• **Listed entries**
>> Begin

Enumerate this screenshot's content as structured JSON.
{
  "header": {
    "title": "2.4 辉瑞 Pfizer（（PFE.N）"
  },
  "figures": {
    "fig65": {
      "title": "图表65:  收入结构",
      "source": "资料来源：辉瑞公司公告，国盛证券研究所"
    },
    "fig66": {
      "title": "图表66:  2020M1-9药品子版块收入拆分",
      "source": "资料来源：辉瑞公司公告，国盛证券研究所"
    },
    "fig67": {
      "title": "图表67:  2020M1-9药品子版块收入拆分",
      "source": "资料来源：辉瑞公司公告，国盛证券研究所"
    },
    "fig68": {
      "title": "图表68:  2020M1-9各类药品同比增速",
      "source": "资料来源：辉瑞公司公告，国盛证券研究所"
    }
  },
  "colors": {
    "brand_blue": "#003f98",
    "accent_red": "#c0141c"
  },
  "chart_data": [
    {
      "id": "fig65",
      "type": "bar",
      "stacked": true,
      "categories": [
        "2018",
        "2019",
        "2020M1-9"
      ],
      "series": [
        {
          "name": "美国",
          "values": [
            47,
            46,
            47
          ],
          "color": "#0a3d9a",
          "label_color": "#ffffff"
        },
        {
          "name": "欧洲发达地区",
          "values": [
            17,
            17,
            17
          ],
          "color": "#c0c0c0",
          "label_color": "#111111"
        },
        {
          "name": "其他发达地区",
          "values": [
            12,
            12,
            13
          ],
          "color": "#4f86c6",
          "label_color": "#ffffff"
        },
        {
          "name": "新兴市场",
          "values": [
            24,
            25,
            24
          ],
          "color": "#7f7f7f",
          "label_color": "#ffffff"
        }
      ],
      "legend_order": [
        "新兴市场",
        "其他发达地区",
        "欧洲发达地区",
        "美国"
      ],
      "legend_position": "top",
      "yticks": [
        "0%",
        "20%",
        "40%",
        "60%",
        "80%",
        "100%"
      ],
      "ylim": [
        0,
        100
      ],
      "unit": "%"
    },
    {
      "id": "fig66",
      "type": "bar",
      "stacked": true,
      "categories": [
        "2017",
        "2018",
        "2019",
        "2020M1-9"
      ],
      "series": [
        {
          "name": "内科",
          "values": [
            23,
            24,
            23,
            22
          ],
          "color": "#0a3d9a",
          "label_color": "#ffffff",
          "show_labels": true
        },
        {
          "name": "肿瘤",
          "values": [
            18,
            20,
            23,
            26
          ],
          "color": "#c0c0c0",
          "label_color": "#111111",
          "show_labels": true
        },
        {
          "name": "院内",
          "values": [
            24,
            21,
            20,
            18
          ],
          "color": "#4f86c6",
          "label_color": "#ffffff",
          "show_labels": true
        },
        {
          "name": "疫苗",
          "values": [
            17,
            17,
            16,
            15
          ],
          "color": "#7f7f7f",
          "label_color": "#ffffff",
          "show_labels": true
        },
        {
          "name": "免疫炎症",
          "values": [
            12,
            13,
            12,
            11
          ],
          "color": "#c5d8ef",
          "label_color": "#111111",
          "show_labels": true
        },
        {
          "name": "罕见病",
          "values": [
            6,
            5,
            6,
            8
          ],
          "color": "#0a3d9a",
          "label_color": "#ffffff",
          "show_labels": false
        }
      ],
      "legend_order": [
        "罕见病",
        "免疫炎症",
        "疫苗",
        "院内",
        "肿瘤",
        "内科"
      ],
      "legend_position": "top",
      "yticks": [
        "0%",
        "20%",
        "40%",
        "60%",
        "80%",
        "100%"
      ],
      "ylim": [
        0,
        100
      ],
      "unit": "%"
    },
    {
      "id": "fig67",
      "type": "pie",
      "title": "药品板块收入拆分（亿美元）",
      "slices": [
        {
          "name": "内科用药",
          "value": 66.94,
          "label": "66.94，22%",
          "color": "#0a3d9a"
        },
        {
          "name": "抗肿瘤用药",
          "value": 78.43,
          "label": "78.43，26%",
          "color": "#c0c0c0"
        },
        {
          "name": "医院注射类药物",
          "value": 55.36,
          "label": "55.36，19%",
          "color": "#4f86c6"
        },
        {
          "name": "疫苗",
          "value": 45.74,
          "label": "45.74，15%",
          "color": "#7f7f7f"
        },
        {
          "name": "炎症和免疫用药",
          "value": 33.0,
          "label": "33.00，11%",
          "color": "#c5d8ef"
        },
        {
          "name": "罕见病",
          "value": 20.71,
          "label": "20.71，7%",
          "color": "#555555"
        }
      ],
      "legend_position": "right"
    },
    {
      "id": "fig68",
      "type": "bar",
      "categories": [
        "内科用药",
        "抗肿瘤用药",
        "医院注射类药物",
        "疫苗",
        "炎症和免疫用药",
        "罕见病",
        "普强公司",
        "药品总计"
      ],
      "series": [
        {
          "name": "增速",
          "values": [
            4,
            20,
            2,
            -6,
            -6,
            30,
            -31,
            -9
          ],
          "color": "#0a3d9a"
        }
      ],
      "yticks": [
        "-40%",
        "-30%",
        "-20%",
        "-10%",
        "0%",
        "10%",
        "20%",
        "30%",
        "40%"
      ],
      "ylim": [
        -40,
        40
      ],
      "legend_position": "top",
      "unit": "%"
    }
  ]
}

>> End

• **Objective**
Repeat the material from above exactly, word for word.

• **Result**
Enumerate this screenshot's content as structured JSON.
{
  "header": {
    "title": "2.4 辉瑞 Pfizer（（PFE.N）"
  },
  "figures": {
    "fig65": {
      "title": "图表65:  收入结构",
      "source": "资料来源：辉瑞公司公告，国盛证券研究所"
    },
    "fig66": {
      "title": "图表66:  2020M1-9药品子版块收入拆分",
      "source": "资料来源：辉瑞公司公告，国盛证券研究所"
    },
    "fig67": {
      "title": "图表67:  2020M1-9药品子版块收入拆分",
      "source": "资料来源：辉瑞公司公告，国盛证券研究所"
    },
    "fig68": {
      "title": "图表68:  2020M1-9各类药品同比增速",
      "source": "资料来源：辉瑞公司公告，国盛证券研究所"
    }
  },
  "colors": {
    "brand_blue": "#003f98",
    "accent_red": "#c0141c"
  },
  "chart_data": [
    {
      "id": "fig65",
      "type": "bar",
      "stacked": true,
      "categories": [
        "2018",
        "2019",
        "2020M1-9"
      ],
      "series": [
        {
          "name": "美国",
          "values": [
            47,
            46,
            47
          ],
          "color": "#0a3d9a",
          "label_color": "#ffffff"
        },
        {
          "name": "欧洲发达地区",
          "values": [
            17,
            17,
            17
          ],
          "color": "#c0c0c0",
          "label_color": "#111111"
        },
        {
          "name": "其他发达地区",
          "values": [
            12,
            12,
            13
          ],
          "color": "#4f86c6",
          "label_color": "#ffffff"
        },
        {
          "name": "新兴市场",
          "values": [
            24,
            25,
            24
          ],
          "color": "#7f7f7f",
          "label_color": "#ffffff"
        }
      ],
      "legend_order": [
        "新兴市场",
        "其他发达地区",
        "欧洲发达地区",
        "美国"
      ],
      "legend_position": "top",
      "yticks": [
        "0%",
        "20%",
        "40%",
        "60%",
        "80%",
        "100%"
      ],
      "ylim": [
        0,
        100
      ],
      "unit": "%"
    },
    {
      "id": "fig66",
      "type": "bar",
      "stacked": true,
      "categories": [
        "2017",
        "2018",
        "2019",
        "2020M1-9"
      ],
      "series": [
        {
          "name": "内科",
          "values": [
            23,
            24,
            23,
            22
          ],
          "color": "#0a3d9a",
          "label_color": "#ffffff",
          "show_labels": true
        },
        {
          "name": "肿瘤",
          "values": [
            18,
            20,
            23,
            26
          ],
          "color": "#c0c0c0",
          "label_color": "#111111",
          "show_labels": true
        },
        {
          "name": "院内",
          "values": [
            24,
            21,
            20,
            18
          ],
          "color": "#4f86c6",
          "label_color": "#ffffff",
          "show_labels": true
        },
        {
          "name": "疫苗",
          "values": [
            17,
            17,
            16,
            15
          ],
          "color": "#7f7f7f",
          "label_color": "#ffffff",
          "show_labels": true
        },
        {
          "name": "免疫炎症",
          "values": [
            12,
            13,
            12,
            11
          ],
          "color": "#c5d8ef",
          "label_color": "#111111",
          "show_labels": true
        },
        {
          "name": "罕见病",
          "values": [
            6,
            5,
            6,
            8
          ],
          "color": "#0a3d9a",
          "label_color": "#ffffff",
          "show_labels": false
        }
      ],
      "legend_order": [
        "罕见病",
        "免疫炎症",
        "疫苗",
        "院内",
        "肿瘤",
        "内科"
      ],
      "legend_position": "top",
      "yticks": [
        "0%",
        "20%",
        "40%",
        "60%",
        "80%",
        "100%"
      ],
      "ylim": [
        0,
        100
      ],
      "unit": "%"
    },
    {
      "id": "fig67",
      "type": "pie",
      "title": "药品板块收入拆分（亿美元）",
      "slices": [
        {
          "name": "内科用药",
          "value": 66.94,
          "label": "66.94，22%",
          "color": "#0a3d9a"
        },
        {
          "name": "抗肿瘤用药",
          "value": 78.43,
          "label": "78.43，26%",
          "color": "#c0c0c0"
        },
        {
          "name": "医院注射类药物",
          "value": 55.36,
          "label": "55.36，19%",
          "color": "#4f86c6"
        },
        {
          "name": "疫苗",
          "value": 45.74,
          "label": "45.74，15%",
          "color": "#7f7f7f"
        },
        {
          "name": "炎症和免疫用药",
          "value": 33.0,
          "label": "33.00，11%",
          "color": "#c5d8ef"
        },
        {
          "name": "罕见病",
          "value": 20.71,
          "label": "20.71，7%",
          "color": "#555555"
        }
      ],
      "legend_position": "right"
    },
    {
      "id": "fig68",
      "type": "bar",
      "categories": [
        "内科用药",
        "抗肿瘤用药",
        "医院注射类药物",
        "疫苗",
        "炎症和免疫用药",
        "罕见病",
        "普强公司",
        "药品总计"
      ],
      "series": [
        {
          "name": "增速",
          "values": [
            4,
            20,
            2,
            -6,
            -6,
            30,
            -31,
            -9
          ],
          "color": "#0a3d9a"
        }
      ],
      "yticks": [
        "-40%",
        "-30%",
        "-20%",
        "-10%",
        "0%",
        "10%",
        "20%",
        "30%",
        "40%"
      ],
      "ylim": [
        -40,
        40
      ],
      "legend_position": "top",
      "unit": "%"
    }
  ]
}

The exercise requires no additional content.